▸ **Data records**

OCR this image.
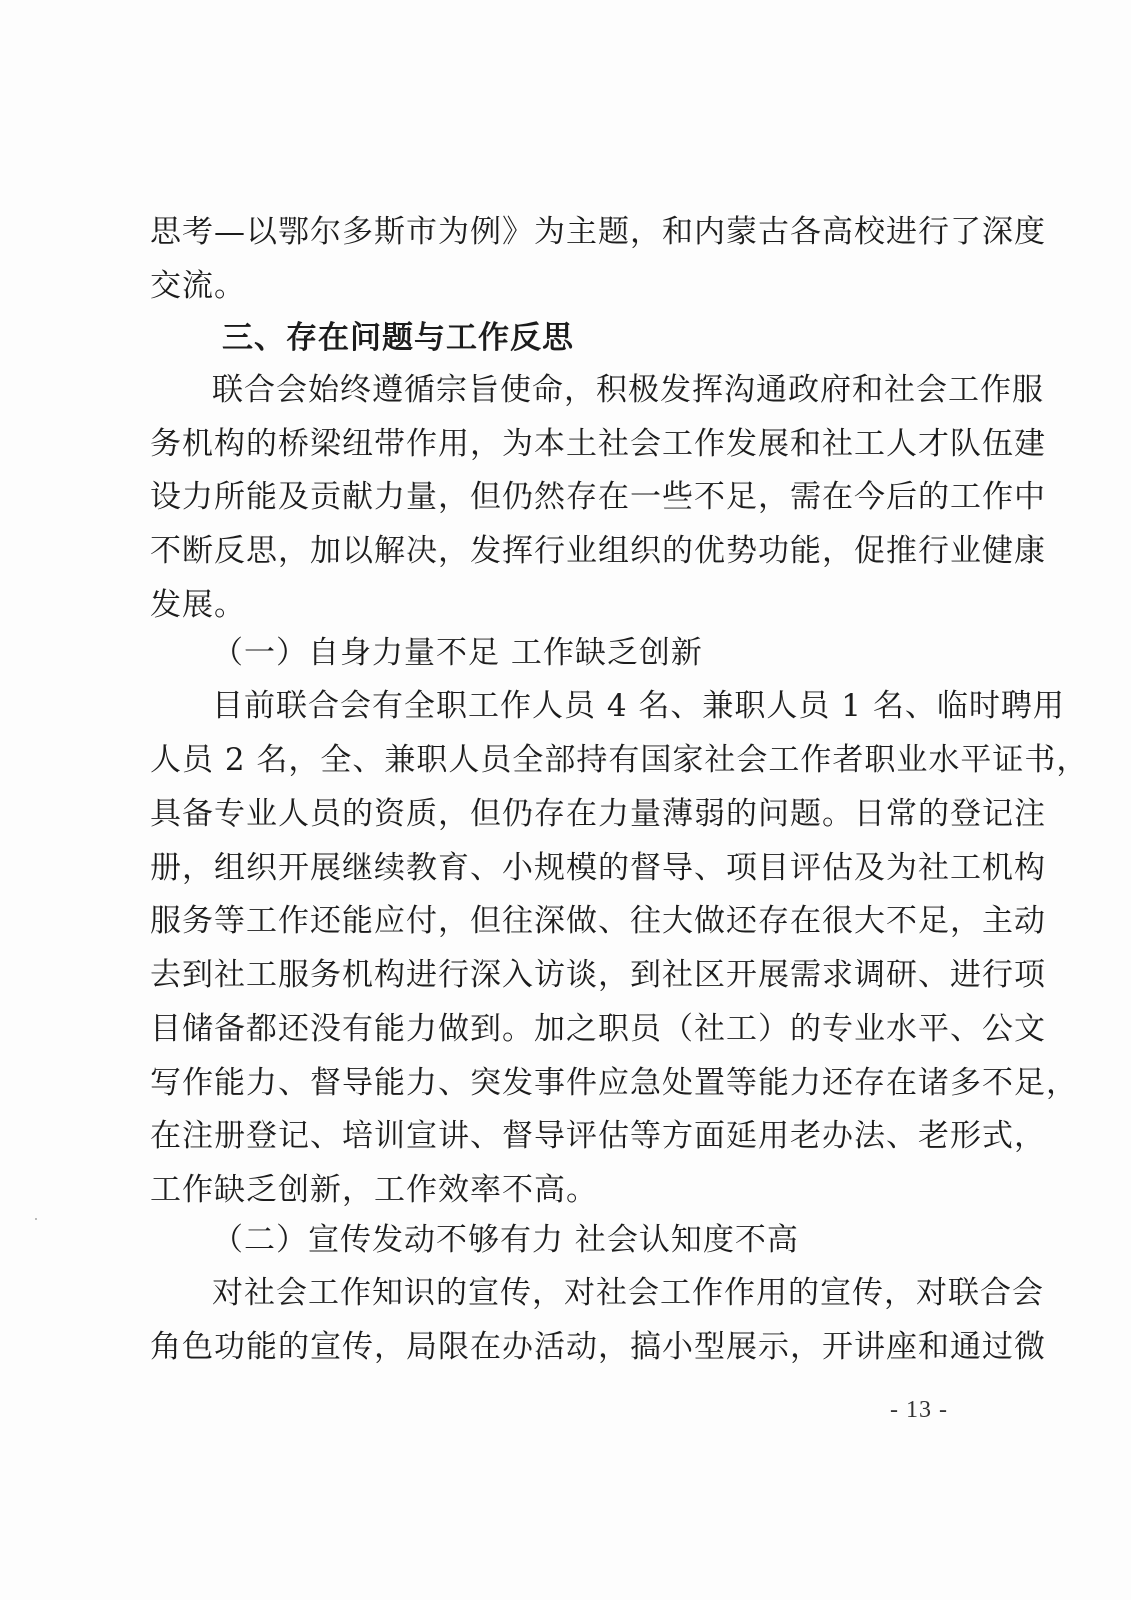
思考—以鄂尔多斯市为例》为主题，和内蒙古各高校进行了深度
交流。
三、存在问题与工作反思
联合会始终遵循宗旨使命，积极发挥沟通政府和社会工作服
务机构的桥梁纽带作用，为本土社会工作发展和社工人才队伍建
设力所能及贡献力量，但仍然存在一些不足，需在今后的工作中
不断反思，加以解决，发挥行业组织的优势功能，促推行业健康
发展。
（一）自身力量不足 工作缺乏创新
目前联合会有全职工作人员 4 名、兼职人员 1 名、临时聘用
人员 2 名，全、兼职人员全部持有国家社会工作者职业水平证书，
具备专业人员的资质，但仍存在力量薄弱的问题。日常的登记注
册，组织开展继续教育、小规模的督导、项目评估及为社工机构
服务等工作还能应付，但往深做、往大做还存在很大不足，主动
去到社工服务机构进行深入访谈，到社区开展需求调研、进行项
目储备都还没有能力做到。加之职员（社工）的专业水平、公文
写作能力、督导能力、突发事件应急处置等能力还存在诸多不足，
在注册登记、培训宣讲、督导评估等方面延用老办法、老形式，
工作缺乏创新，工作效率不高。
（二）宣传发动不够有力 社会认知度不高
对社会工作知识的宣传，对社会工作作用的宣传，对联合会
角色功能的宣传，局限在办活动，搞小型展示，开讲座和通过微
- 13 -
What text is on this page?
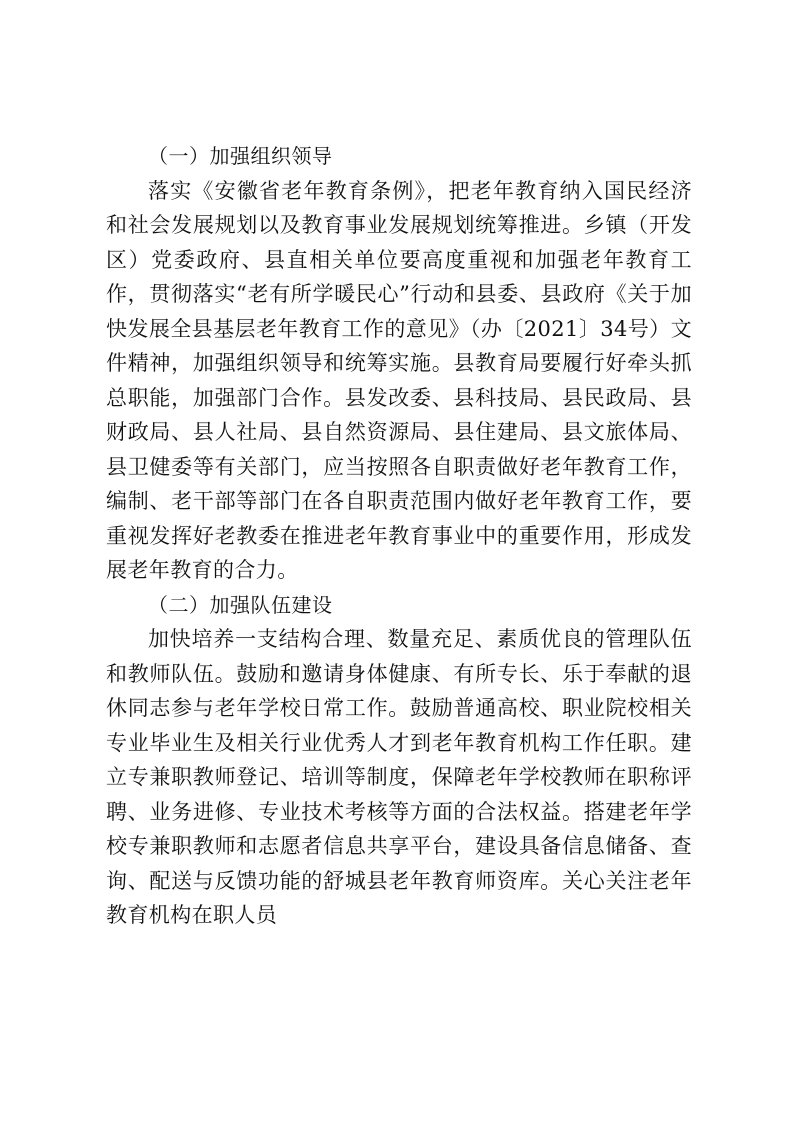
（一）加强组织领导

落实《安徽省老年教育条例》，把老年教育纳入国民经济和社会发展规划以及教育事业发展规划统筹推进。乡镇（开发区）党委政府、县直相关单位要高度重视和加强老年教育工作，贯彻落实“老有所学暖民心”行动和县委、县政府《关于加快发展全县基层老年教育工作的意见》（办〔2021〕34号）文件精神，加强组织领导和统筹实施。县教育局要履行好牵头抓总职能，加强部门合作。县发改委、县科技局、县民政局、县财政局、县人社局、县自然资源局、县住建局、县文旅体局、县卫健委等有关部门，应当按照各自职责做好老年教育工作，编制、老干部等部门在各自职责范围内做好老年教育工作，要重视发挥好老教委在推进老年教育事业中的重要作用，形成发展老年教育的合力。

（二）加强队伍建设

加快培养一支结构合理、数量充足、素质优良的管理队伍和教师队伍。鼓励和邀请身体健康、有所专长、乐于奉献的退休同志参与老年学校日常工作。鼓励普通高校、职业院校相关专业毕业生及相关行业优秀人才到老年教育机构工作任职。建立专兼职教师登记、培训等制度，保障老年学校教师在职称评聘、业务进修、专业技术考核等方面的合法权益。搭建老年学校专兼职教师和志愿者信息共享平台，建设具备信息储备、查询、配送与反馈功能的舒城县老年教育师资库。关心关注老年教育机构在职人员
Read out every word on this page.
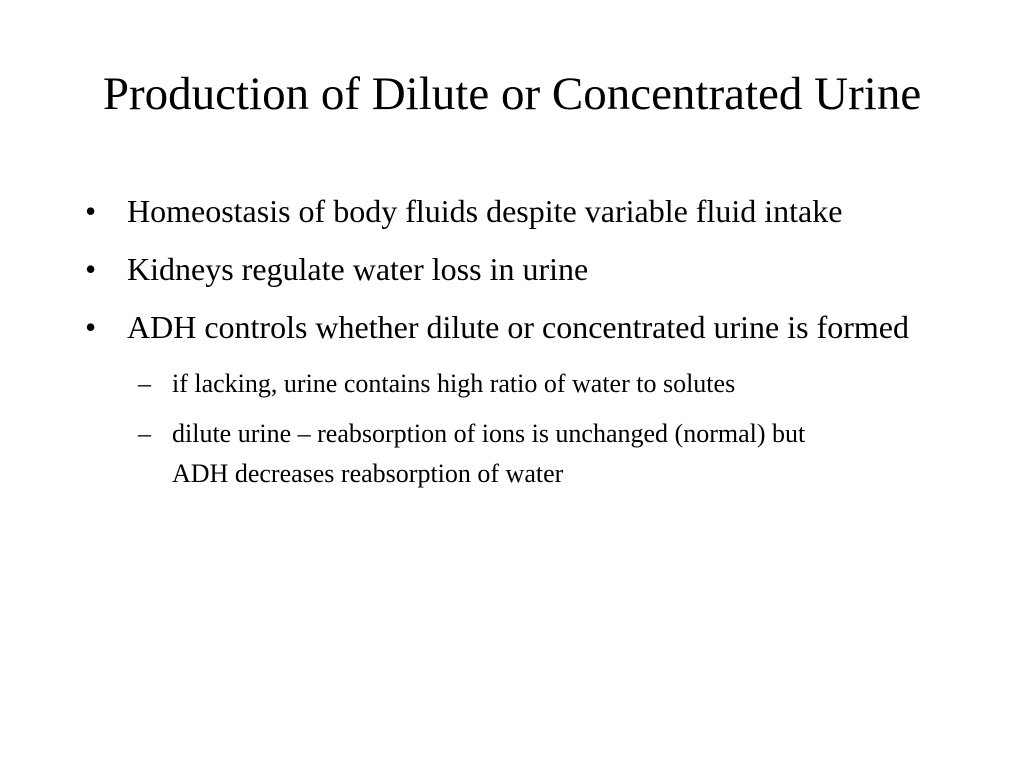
Production of Dilute or Concentrated Urine
• Homeostasis of body fluids despite variable fluid intake
• Kidneys regulate water loss in urine
• ADH controls whether dilute or concentrated urine is formed
– if lacking, urine contains high ratio of water to solutes
– dilute urine – reabsorption of ions is unchanged (normal) but ADH decreases reabsorption of water
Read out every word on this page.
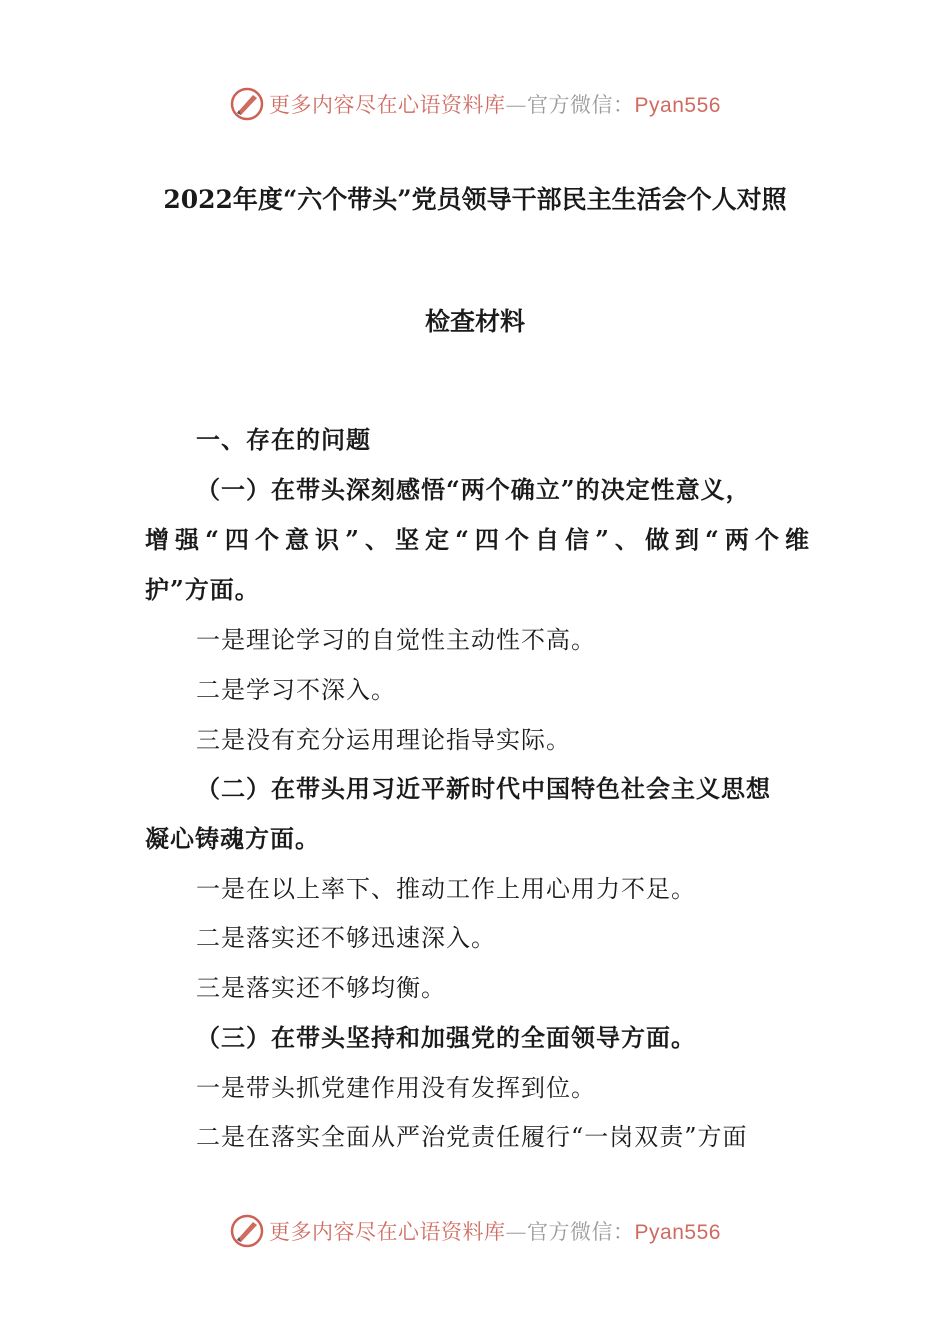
更多内容尽在心语资料库—官方微信：Pyan556
2022年度“六个带头”党员领导干部民主生活会个人对照
检查材料
一、存在的问题
（一）在带头深刻感悟“两个确立”的决定性意义，
增强“四个意识”、坚定“四个自信”、做到“两个维
护”方面。
一是理论学习的自觉性主动性不高。
二是学习不深入。
三是没有充分运用理论指导实际。
（二）在带头用习近平新时代中国特色社会主义思想
凝心铸魂方面。
一是在以上率下、推动工作上用心用力不足。
二是落实还不够迅速深入。
三是落实还不够均衡。
（三）在带头坚持和加强党的全面领导方面。
一是带头抓党建作用没有发挥到位。
二是在落实全面从严治党责任履行“一岗双责”方面
更多内容尽在心语资料库—官方微信：Pyan556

▸ **Task brief**
Restate the records above in full, word for word. Keep pictures out.

▸ **Answer**
OCR this image.
思考—以鄂尔多斯市为例》为主题，和内蒙古各高校进行了深度
交流。
三、存在问题与工作反思
联合会始终遵循宗旨使命，积极发挥沟通政府和社会工作服
务机构的桥梁纽带作用，为本土社会工作发展和社工人才队伍建
设力所能及贡献力量，但仍然存在一些不足，需在今后的工作中
不断反思，加以解决，发挥行业组织的优势功能，促推行业健康
发展。
（一）自身力量不足 工作缺乏创新
目前联合会有全职工作人员 4 名、兼职人员 1 名、临时聘用
人员 2 名，全、兼职人员全部持有国家社会工作者职业水平证书，
具备专业人员的资质，但仍存在力量薄弱的问题。日常的登记注
册，组织开展继续教育、小规模的督导、项目评估及为社工机构
服务等工作还能应付，但往深做、往大做还存在很大不足，主动
去到社工服务机构进行深入访谈，到社区开展需求调研、进行项
目储备都还没有能力做到。加之职员（社工）的专业水平、公文
写作能力、督导能力、突发事件应急处置等能力还存在诸多不足，
在注册登记、培训宣讲、督导评估等方面延用老办法、老形式，
工作缺乏创新，工作效率不高。
（二）宣传发动不够有力 社会认知度不高
对社会工作知识的宣传，对社会工作作用的宣传，对联合会
角色功能的宣传，局限在办活动，搞小型展示，开讲座和通过微
- 13 -
What text is on this page?
（一）加强组织领导

落实《安徽省老年教育条例》，把老年教育纳入国民经济和社会发展规划以及教育事业发展规划统筹推进。乡镇（开发区）党委政府、县直相关单位要高度重视和加强老年教育工作，贯彻落实“老有所学暖民心”行动和县委、县政府《关于加快发展全县基层老年教育工作的意见》（办〔2021〕34号）文件精神，加强组织领导和统筹实施。县教育局要履行好牵头抓总职能，加强部门合作。县发改委、县科技局、县民政局、县财政局、县人社局、县自然资源局、县住建局、县文旅体局、县卫健委等有关部门，应当按照各自职责做好老年教育工作，编制、老干部等部门在各自职责范围内做好老年教育工作，要重视发挥好老教委在推进老年教育事业中的重要作用，形成发展老年教育的合力。

（二）加强队伍建设

加快培养一支结构合理、数量充足、素质优良的管理队伍和教师队伍。鼓励和邀请身体健康、有所专长、乐于奉献的退休同志参与老年学校日常工作。鼓励普通高校、职业院校相关专业毕业生及相关行业优秀人才到老年教育机构工作任职。建立专兼职教师登记、培训等制度，保障老年学校教师在职称评聘、业务进修、专业技术考核等方面的合法权益。搭建老年学校专兼职教师和志愿者信息共享平台，建设具备信息储备、查询、配送与反馈功能的舒城县老年教育师资库。关心关注老年教育机构在职人员
Read out every word on this page.
Production of Dilute or Concentrated Urine
• Homeostasis of body fluids despite variable fluid intake
• Kidneys regulate water loss in urine
• ADH controls whether dilute or concentrated urine is formed
– if lacking, urine contains high ratio of water to solutes
– dilute urine – reabsorption of ions is unchanged (normal) but ADH decreases reabsorption of water
Read out every word on this page.
更多内容尽在心语资料库—官方微信：Pyan556
2022年度“六个带头”党员领导干部民主生活会个人对照
检查材料
一、存在的问题
（一）在带头深刻感悟“两个确立”的决定性意义，
增强“四个意识”、坚定“四个自信”、做到“两个维
护”方面。
一是理论学习的自觉性主动性不高。
二是学习不深入。
三是没有充分运用理论指导实际。
（二）在带头用习近平新时代中国特色社会主义思想
凝心铸魂方面。
一是在以上率下、推动工作上用心用力不足。
二是落实还不够迅速深入。
三是落实还不够均衡。
（三）在带头坚持和加强党的全面领导方面。
一是带头抓党建作用没有发挥到位。
二是在落实全面从严治党责任履行“一岗双责”方面
更多内容尽在心语资料库—官方微信：Pyan556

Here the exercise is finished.